[Figure record listings]
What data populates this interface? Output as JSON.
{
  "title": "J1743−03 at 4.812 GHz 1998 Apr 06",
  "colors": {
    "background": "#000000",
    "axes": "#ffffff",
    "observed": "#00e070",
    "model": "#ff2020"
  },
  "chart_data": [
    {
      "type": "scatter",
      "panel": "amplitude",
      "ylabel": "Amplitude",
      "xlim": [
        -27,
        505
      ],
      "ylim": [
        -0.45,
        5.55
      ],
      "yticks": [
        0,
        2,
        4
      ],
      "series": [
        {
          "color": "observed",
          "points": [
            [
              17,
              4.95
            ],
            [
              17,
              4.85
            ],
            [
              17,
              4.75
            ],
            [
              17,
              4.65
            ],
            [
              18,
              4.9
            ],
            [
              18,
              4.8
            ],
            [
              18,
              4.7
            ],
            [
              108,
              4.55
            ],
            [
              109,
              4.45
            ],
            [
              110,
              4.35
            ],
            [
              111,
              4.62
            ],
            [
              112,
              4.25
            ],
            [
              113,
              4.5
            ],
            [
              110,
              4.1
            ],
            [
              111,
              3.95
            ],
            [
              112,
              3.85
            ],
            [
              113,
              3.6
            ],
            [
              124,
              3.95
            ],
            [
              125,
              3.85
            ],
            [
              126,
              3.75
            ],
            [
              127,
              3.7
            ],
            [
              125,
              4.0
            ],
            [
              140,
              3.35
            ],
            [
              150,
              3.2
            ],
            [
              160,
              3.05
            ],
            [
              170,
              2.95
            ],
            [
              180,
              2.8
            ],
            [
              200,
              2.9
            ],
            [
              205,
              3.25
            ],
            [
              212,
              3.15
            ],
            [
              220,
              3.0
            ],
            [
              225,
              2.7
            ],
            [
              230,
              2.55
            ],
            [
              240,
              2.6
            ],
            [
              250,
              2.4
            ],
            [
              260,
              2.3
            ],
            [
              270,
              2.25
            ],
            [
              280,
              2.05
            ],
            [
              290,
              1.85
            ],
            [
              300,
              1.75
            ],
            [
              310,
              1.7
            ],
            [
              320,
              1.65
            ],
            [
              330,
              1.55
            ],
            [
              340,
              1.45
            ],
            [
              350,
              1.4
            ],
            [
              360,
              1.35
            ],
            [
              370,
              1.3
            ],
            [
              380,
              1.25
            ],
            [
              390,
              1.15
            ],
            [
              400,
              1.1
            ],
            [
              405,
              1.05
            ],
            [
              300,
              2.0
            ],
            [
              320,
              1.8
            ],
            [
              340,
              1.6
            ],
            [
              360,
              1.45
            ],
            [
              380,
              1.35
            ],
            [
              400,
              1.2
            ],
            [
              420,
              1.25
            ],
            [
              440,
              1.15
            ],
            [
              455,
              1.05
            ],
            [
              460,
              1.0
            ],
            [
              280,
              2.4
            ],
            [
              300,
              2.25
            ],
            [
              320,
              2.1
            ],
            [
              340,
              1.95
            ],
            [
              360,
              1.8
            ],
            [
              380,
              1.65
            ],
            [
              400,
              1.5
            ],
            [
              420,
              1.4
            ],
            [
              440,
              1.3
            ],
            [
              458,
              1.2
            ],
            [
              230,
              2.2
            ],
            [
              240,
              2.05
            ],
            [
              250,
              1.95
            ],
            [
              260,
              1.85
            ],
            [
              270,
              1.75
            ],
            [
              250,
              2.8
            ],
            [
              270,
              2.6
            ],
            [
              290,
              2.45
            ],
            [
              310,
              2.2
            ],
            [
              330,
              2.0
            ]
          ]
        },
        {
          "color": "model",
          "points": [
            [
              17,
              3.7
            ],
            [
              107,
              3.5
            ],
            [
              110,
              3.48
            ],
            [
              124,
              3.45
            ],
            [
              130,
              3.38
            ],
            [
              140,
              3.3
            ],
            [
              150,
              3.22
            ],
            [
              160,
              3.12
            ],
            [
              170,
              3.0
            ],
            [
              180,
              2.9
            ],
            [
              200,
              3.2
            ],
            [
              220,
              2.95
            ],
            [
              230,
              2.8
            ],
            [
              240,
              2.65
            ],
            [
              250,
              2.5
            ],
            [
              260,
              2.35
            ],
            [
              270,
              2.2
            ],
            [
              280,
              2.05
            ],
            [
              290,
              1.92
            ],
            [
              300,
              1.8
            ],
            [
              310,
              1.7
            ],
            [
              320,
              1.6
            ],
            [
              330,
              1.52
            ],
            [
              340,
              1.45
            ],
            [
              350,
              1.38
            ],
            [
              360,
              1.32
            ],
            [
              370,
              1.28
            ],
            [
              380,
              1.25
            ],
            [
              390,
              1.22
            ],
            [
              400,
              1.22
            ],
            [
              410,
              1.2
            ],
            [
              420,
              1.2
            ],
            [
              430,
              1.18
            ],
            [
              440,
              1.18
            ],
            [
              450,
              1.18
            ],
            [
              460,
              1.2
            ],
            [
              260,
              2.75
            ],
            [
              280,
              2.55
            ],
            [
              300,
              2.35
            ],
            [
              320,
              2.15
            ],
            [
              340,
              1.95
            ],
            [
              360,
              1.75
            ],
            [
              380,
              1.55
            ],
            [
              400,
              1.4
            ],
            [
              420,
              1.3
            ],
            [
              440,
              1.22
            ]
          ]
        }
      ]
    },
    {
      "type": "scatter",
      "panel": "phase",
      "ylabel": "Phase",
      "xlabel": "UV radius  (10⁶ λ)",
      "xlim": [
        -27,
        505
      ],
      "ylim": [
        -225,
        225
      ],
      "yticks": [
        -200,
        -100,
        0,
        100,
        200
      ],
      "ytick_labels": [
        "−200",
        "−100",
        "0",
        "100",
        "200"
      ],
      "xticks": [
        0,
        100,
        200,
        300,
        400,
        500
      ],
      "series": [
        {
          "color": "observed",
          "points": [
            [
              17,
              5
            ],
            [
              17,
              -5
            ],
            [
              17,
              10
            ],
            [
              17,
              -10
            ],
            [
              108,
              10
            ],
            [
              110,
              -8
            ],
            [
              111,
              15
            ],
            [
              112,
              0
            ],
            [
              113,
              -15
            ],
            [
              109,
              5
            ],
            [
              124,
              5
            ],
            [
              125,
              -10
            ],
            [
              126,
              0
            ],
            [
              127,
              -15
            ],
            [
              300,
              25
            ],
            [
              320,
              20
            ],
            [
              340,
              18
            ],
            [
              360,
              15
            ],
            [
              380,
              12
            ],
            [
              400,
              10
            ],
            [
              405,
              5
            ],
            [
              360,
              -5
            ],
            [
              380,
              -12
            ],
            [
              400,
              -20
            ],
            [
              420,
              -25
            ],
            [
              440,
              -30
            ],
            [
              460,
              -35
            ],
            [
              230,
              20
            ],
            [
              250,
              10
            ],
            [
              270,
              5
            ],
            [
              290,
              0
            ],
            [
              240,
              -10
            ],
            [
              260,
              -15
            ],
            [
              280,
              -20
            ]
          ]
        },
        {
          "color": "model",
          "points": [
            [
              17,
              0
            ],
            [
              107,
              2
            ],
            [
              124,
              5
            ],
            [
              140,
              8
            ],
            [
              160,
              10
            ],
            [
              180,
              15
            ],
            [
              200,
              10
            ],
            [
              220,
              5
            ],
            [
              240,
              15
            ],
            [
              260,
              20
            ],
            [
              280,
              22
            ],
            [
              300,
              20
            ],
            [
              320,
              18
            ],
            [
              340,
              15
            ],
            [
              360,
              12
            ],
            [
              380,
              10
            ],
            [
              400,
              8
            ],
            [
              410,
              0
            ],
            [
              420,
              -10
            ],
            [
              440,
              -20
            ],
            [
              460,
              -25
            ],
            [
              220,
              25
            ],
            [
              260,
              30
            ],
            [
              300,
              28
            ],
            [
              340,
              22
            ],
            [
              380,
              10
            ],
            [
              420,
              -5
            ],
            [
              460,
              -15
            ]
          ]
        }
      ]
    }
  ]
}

◆ **Objective**:
Give back all the data exactly as written.

◆ **Response**:
What data populates this interface? Output as JSON.
{
  "title": "J1743−03 at 4.812 GHz 1998 Apr 06",
  "colors": {
    "background": "#000000",
    "axes": "#ffffff",
    "observed": "#00e070",
    "model": "#ff2020"
  },
  "chart_data": [
    {
      "type": "scatter",
      "panel": "amplitude",
      "ylabel": "Amplitude",
      "xlim": [
        -27,
        505
      ],
      "ylim": [
        -0.45,
        5.55
      ],
      "yticks": [
        0,
        2,
        4
      ],
      "series": [
        {
          "color": "observed",
          "points": [
            [
              17,
              4.95
            ],
            [
              17,
              4.85
            ],
            [
              17,
              4.75
            ],
            [
              17,
              4.65
            ],
            [
              18,
              4.9
            ],
            [
              18,
              4.8
            ],
            [
              18,
              4.7
            ],
            [
              108,
              4.55
            ],
            [
              109,
              4.45
            ],
            [
              110,
              4.35
            ],
            [
              111,
              4.62
            ],
            [
              112,
              4.25
            ],
            [
              113,
              4.5
            ],
            [
              110,
              4.1
            ],
            [
              111,
              3.95
            ],
            [
              112,
              3.85
            ],
            [
              113,
              3.6
            ],
            [
              124,
              3.95
            ],
            [
              125,
              3.85
            ],
            [
              126,
              3.75
            ],
            [
              127,
              3.7
            ],
            [
              125,
              4.0
            ],
            [
              140,
              3.35
            ],
            [
              150,
              3.2
            ],
            [
              160,
              3.05
            ],
            [
              170,
              2.95
            ],
            [
              180,
              2.8
            ],
            [
              200,
              2.9
            ],
            [
              205,
              3.25
            ],
            [
              212,
              3.15
            ],
            [
              220,
              3.0
            ],
            [
              225,
              2.7
            ],
            [
              230,
              2.55
            ],
            [
              240,
              2.6
            ],
            [
              250,
              2.4
            ],
            [
              260,
              2.3
            ],
            [
              270,
              2.25
            ],
            [
              280,
              2.05
            ],
            [
              290,
              1.85
            ],
            [
              300,
              1.75
            ],
            [
              310,
              1.7
            ],
            [
              320,
              1.65
            ],
            [
              330,
              1.55
            ],
            [
              340,
              1.45
            ],
            [
              350,
              1.4
            ],
            [
              360,
              1.35
            ],
            [
              370,
              1.3
            ],
            [
              380,
              1.25
            ],
            [
              390,
              1.15
            ],
            [
              400,
              1.1
            ],
            [
              405,
              1.05
            ],
            [
              300,
              2.0
            ],
            [
              320,
              1.8
            ],
            [
              340,
              1.6
            ],
            [
              360,
              1.45
            ],
            [
              380,
              1.35
            ],
            [
              400,
              1.2
            ],
            [
              420,
              1.25
            ],
            [
              440,
              1.15
            ],
            [
              455,
              1.05
            ],
            [
              460,
              1.0
            ],
            [
              280,
              2.4
            ],
            [
              300,
              2.25
            ],
            [
              320,
              2.1
            ],
            [
              340,
              1.95
            ],
            [
              360,
              1.8
            ],
            [
              380,
              1.65
            ],
            [
              400,
              1.5
            ],
            [
              420,
              1.4
            ],
            [
              440,
              1.3
            ],
            [
              458,
              1.2
            ],
            [
              230,
              2.2
            ],
            [
              240,
              2.05
            ],
            [
              250,
              1.95
            ],
            [
              260,
              1.85
            ],
            [
              270,
              1.75
            ],
            [
              250,
              2.8
            ],
            [
              270,
              2.6
            ],
            [
              290,
              2.45
            ],
            [
              310,
              2.2
            ],
            [
              330,
              2.0
            ]
          ]
        },
        {
          "color": "model",
          "points": [
            [
              17,
              3.7
            ],
            [
              107,
              3.5
            ],
            [
              110,
              3.48
            ],
            [
              124,
              3.45
            ],
            [
              130,
              3.38
            ],
            [
              140,
              3.3
            ],
            [
              150,
              3.22
            ],
            [
              160,
              3.12
            ],
            [
              170,
              3.0
            ],
            [
              180,
              2.9
            ],
            [
              200,
              3.2
            ],
            [
              220,
              2.95
            ],
            [
              230,
              2.8
            ],
            [
              240,
              2.65
            ],
            [
              250,
              2.5
            ],
            [
              260,
              2.35
            ],
            [
              270,
              2.2
            ],
            [
              280,
              2.05
            ],
            [
              290,
              1.92
            ],
            [
              300,
              1.8
            ],
            [
              310,
              1.7
            ],
            [
              320,
              1.6
            ],
            [
              330,
              1.52
            ],
            [
              340,
              1.45
            ],
            [
              350,
              1.38
            ],
            [
              360,
              1.32
            ],
            [
              370,
              1.28
            ],
            [
              380,
              1.25
            ],
            [
              390,
              1.22
            ],
            [
              400,
              1.22
            ],
            [
              410,
              1.2
            ],
            [
              420,
              1.2
            ],
            [
              430,
              1.18
            ],
            [
              440,
              1.18
            ],
            [
              450,
              1.18
            ],
            [
              460,
              1.2
            ],
            [
              260,
              2.75
            ],
            [
              280,
              2.55
            ],
            [
              300,
              2.35
            ],
            [
              320,
              2.15
            ],
            [
              340,
              1.95
            ],
            [
              360,
              1.75
            ],
            [
              380,
              1.55
            ],
            [
              400,
              1.4
            ],
            [
              420,
              1.3
            ],
            [
              440,
              1.22
            ]
          ]
        }
      ]
    },
    {
      "type": "scatter",
      "panel": "phase",
      "ylabel": "Phase",
      "xlabel": "UV radius  (10⁶ λ)",
      "xlim": [
        -27,
        505
      ],
      "ylim": [
        -225,
        225
      ],
      "yticks": [
        -200,
        -100,
        0,
        100,
        200
      ],
      "ytick_labels": [
        "−200",
        "−100",
        "0",
        "100",
        "200"
      ],
      "xticks": [
        0,
        100,
        200,
        300,
        400,
        500
      ],
      "series": [
        {
          "color": "observed",
          "points": [
            [
              17,
              5
            ],
            [
              17,
              -5
            ],
            [
              17,
              10
            ],
            [
              17,
              -10
            ],
            [
              108,
              10
            ],
            [
              110,
              -8
            ],
            [
              111,
              15
            ],
            [
              112,
              0
            ],
            [
              113,
              -15
            ],
            [
              109,
              5
            ],
            [
              124,
              5
            ],
            [
              125,
              -10
            ],
            [
              126,
              0
            ],
            [
              127,
              -15
            ],
            [
              300,
              25
            ],
            [
              320,
              20
            ],
            [
              340,
              18
            ],
            [
              360,
              15
            ],
            [
              380,
              12
            ],
            [
              400,
              10
            ],
            [
              405,
              5
            ],
            [
              360,
              -5
            ],
            [
              380,
              -12
            ],
            [
              400,
              -20
            ],
            [
              420,
              -25
            ],
            [
              440,
              -30
            ],
            [
              460,
              -35
            ],
            [
              230,
              20
            ],
            [
              250,
              10
            ],
            [
              270,
              5
            ],
            [
              290,
              0
            ],
            [
              240,
              -10
            ],
            [
              260,
              -15
            ],
            [
              280,
              -20
            ]
          ]
        },
        {
          "color": "model",
          "points": [
            [
              17,
              0
            ],
            [
              107,
              2
            ],
            [
              124,
              5
            ],
            [
              140,
              8
            ],
            [
              160,
              10
            ],
            [
              180,
              15
            ],
            [
              200,
              10
            ],
            [
              220,
              5
            ],
            [
              240,
              15
            ],
            [
              260,
              20
            ],
            [
              280,
              22
            ],
            [
              300,
              20
            ],
            [
              320,
              18
            ],
            [
              340,
              15
            ],
            [
              360,
              12
            ],
            [
              380,
              10
            ],
            [
              400,
              8
            ],
            [
              410,
              0
            ],
            [
              420,
              -10
            ],
            [
              440,
              -20
            ],
            [
              460,
              -25
            ],
            [
              220,
              25
            ],
            [
              260,
              30
            ],
            [
              300,
              28
            ],
            [
              340,
              22
            ],
            [
              380,
              10
            ],
            [
              420,
              -5
            ],
            [
              460,
              -15
            ]
          ]
        }
      ]
    }
  ]
}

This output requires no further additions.